++++ SUPPLIED INFORMATION ++++

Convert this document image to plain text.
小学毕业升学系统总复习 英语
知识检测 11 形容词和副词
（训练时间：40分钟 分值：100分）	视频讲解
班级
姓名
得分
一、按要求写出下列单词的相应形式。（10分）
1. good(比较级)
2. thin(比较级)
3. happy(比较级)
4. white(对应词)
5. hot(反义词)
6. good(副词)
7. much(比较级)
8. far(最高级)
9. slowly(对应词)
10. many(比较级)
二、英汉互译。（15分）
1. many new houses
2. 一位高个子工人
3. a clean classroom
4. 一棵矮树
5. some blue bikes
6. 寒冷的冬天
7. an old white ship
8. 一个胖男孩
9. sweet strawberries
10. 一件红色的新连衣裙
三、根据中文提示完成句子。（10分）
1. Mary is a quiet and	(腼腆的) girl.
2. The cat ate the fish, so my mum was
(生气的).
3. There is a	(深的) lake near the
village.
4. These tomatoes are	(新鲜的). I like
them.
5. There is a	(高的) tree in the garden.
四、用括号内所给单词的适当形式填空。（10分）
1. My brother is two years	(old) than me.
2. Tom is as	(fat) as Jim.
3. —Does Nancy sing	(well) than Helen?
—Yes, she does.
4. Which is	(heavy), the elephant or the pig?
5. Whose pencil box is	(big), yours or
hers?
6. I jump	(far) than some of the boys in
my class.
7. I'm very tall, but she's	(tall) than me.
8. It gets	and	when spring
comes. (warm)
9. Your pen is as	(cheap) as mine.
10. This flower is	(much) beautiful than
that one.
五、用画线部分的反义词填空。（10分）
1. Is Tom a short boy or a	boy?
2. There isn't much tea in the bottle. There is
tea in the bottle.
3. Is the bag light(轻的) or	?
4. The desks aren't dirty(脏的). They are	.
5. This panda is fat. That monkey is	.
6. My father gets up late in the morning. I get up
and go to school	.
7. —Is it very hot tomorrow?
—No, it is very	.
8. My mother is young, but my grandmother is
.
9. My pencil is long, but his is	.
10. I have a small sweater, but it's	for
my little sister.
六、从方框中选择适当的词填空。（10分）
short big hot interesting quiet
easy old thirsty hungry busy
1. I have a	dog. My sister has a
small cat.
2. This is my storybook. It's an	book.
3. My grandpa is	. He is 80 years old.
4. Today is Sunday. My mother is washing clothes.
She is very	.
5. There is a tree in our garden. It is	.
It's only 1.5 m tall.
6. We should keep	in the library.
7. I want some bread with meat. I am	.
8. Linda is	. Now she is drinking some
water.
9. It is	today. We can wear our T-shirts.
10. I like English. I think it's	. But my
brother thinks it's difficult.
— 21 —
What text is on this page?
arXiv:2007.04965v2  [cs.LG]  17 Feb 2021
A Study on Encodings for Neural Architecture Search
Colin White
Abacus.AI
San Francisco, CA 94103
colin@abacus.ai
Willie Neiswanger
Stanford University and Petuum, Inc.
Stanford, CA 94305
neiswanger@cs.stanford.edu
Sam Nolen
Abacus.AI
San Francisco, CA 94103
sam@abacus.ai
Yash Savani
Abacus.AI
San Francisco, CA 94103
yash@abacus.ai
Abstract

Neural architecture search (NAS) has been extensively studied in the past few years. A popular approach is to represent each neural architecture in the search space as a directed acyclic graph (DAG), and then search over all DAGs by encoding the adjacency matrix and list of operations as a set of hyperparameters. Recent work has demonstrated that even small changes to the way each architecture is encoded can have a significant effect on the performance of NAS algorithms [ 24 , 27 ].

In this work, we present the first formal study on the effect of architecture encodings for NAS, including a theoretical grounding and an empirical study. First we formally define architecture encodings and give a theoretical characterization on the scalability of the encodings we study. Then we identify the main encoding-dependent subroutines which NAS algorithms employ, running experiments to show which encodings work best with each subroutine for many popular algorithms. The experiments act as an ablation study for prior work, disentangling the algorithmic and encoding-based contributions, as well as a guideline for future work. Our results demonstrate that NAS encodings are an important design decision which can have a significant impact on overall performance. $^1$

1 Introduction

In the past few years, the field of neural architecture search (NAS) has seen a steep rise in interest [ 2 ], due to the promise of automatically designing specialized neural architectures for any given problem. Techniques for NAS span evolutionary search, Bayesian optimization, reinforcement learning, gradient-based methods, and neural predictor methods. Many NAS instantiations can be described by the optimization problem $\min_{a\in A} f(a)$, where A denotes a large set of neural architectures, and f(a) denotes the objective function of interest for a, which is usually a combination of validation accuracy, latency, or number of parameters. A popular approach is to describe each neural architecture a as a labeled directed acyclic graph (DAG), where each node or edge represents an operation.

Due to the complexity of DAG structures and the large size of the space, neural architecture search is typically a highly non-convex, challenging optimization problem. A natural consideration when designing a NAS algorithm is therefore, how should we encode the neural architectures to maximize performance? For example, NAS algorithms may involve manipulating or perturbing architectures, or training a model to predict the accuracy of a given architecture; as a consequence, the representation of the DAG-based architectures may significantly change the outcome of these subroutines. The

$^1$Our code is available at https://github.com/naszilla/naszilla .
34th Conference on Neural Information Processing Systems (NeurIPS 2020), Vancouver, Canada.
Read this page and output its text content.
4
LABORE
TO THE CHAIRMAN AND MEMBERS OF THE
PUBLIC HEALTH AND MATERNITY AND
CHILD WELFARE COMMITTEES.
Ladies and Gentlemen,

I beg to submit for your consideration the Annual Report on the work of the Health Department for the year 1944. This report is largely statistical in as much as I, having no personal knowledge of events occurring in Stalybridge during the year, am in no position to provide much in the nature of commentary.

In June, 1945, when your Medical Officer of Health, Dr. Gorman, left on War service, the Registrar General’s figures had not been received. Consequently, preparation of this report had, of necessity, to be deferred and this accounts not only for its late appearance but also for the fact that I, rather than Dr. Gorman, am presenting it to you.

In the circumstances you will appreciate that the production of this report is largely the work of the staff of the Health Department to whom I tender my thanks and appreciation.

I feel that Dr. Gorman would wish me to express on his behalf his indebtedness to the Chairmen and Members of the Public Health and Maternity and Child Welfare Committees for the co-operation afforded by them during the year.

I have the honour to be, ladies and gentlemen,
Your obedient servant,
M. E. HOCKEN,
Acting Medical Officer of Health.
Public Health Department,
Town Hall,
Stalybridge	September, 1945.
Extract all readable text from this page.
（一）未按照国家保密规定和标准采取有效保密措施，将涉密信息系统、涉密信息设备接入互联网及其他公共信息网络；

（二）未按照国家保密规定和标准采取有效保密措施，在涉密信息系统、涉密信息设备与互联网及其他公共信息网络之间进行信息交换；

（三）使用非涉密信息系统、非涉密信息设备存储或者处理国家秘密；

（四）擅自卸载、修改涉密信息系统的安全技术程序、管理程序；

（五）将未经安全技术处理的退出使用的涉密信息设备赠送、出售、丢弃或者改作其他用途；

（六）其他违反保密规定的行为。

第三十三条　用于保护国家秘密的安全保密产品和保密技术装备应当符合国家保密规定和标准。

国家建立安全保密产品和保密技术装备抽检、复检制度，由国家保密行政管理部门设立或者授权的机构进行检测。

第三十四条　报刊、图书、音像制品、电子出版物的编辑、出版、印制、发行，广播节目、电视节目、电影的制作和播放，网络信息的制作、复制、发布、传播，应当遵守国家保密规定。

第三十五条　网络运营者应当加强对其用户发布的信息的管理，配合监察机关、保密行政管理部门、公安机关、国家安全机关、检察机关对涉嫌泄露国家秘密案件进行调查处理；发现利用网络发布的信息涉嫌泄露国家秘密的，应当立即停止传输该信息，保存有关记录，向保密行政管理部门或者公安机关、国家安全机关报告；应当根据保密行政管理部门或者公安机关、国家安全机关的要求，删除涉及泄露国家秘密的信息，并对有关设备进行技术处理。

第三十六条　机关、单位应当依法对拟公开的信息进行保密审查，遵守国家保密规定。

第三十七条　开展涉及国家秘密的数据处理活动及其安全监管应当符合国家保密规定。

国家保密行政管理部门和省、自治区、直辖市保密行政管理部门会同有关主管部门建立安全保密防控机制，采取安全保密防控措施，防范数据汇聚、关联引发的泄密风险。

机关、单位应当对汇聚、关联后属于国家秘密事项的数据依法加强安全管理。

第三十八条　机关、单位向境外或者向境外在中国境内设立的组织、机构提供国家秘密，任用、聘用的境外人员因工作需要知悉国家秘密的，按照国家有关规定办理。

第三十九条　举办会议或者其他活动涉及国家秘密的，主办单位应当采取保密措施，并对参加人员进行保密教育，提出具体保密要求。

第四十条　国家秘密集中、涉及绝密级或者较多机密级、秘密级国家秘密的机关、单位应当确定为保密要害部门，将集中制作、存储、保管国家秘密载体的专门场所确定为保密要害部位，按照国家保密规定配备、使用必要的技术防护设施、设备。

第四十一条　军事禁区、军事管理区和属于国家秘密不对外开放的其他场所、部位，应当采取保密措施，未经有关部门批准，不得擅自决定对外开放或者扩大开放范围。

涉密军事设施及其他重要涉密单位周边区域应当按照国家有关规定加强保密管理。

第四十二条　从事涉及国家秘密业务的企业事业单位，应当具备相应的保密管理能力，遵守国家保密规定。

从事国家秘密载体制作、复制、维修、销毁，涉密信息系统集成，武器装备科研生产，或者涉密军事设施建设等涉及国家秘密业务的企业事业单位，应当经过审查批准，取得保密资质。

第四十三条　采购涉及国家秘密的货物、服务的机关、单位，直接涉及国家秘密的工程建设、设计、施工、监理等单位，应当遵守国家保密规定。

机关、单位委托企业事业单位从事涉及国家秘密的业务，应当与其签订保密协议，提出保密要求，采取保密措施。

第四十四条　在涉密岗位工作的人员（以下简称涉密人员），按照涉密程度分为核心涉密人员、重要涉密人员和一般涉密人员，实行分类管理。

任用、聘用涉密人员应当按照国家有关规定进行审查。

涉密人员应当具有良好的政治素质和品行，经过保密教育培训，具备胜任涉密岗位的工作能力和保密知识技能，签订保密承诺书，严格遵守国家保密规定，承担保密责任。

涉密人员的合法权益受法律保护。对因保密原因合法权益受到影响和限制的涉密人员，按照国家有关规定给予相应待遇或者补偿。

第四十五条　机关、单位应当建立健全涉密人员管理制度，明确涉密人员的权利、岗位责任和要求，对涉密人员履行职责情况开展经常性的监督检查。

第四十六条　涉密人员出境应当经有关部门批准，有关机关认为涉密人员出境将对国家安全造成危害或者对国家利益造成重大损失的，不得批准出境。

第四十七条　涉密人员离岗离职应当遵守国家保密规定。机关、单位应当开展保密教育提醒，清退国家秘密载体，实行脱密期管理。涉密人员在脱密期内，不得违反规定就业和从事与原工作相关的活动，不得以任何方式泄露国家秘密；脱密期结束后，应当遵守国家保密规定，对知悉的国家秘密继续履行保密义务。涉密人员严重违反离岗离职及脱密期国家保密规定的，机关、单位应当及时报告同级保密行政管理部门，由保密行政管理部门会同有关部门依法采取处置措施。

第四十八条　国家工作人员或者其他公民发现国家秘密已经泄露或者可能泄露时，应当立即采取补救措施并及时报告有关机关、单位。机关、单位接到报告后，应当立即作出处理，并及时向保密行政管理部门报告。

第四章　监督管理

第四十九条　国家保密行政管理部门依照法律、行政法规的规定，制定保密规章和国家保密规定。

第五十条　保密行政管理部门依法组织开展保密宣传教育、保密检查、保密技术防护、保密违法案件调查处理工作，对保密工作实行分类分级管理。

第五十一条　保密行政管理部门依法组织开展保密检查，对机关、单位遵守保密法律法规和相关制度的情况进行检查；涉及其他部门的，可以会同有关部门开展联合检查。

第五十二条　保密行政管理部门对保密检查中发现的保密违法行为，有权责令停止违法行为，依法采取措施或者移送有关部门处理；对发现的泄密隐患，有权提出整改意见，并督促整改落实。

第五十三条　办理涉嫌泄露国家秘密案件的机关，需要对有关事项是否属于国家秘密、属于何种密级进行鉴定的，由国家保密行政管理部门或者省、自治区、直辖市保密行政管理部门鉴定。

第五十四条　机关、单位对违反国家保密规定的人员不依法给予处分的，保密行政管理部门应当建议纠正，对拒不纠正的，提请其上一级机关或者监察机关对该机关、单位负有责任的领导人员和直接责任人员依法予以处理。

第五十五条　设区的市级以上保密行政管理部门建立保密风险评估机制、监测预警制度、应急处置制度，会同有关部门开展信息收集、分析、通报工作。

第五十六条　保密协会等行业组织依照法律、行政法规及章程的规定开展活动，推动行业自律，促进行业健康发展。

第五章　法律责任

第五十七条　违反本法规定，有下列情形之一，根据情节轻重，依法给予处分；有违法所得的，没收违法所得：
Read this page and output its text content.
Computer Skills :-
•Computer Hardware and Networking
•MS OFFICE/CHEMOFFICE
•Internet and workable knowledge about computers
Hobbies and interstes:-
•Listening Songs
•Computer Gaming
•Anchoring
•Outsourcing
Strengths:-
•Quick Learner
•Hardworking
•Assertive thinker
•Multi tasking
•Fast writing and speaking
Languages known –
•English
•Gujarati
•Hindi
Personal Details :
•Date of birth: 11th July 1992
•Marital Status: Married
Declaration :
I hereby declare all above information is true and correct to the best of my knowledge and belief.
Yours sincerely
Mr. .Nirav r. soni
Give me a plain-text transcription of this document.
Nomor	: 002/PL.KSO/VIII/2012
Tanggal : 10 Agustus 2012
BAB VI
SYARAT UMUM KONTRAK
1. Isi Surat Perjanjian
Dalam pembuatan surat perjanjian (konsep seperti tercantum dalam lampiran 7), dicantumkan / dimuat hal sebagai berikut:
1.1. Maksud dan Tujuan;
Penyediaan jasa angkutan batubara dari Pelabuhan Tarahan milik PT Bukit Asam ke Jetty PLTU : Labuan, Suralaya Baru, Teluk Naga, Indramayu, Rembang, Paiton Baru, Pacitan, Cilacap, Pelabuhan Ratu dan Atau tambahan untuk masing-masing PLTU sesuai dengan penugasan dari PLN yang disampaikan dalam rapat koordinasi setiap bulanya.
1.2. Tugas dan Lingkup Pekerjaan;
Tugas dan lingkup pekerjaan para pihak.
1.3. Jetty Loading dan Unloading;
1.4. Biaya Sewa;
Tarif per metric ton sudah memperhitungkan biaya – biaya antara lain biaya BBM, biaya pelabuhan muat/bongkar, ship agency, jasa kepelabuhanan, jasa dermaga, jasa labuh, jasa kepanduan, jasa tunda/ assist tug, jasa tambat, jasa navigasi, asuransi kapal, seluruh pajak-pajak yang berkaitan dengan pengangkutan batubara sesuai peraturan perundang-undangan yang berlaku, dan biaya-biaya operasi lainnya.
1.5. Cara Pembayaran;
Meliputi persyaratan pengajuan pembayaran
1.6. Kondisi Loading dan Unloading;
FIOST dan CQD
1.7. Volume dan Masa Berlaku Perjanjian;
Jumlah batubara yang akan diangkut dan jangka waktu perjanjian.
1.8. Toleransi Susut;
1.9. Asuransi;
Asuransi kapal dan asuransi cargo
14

++++

Copy out each line of the data containing the string "brother".

**RESULT OF THIS EXERCISE:**
1. My brother is two years	(old) than me.
brother thinks it's difficult.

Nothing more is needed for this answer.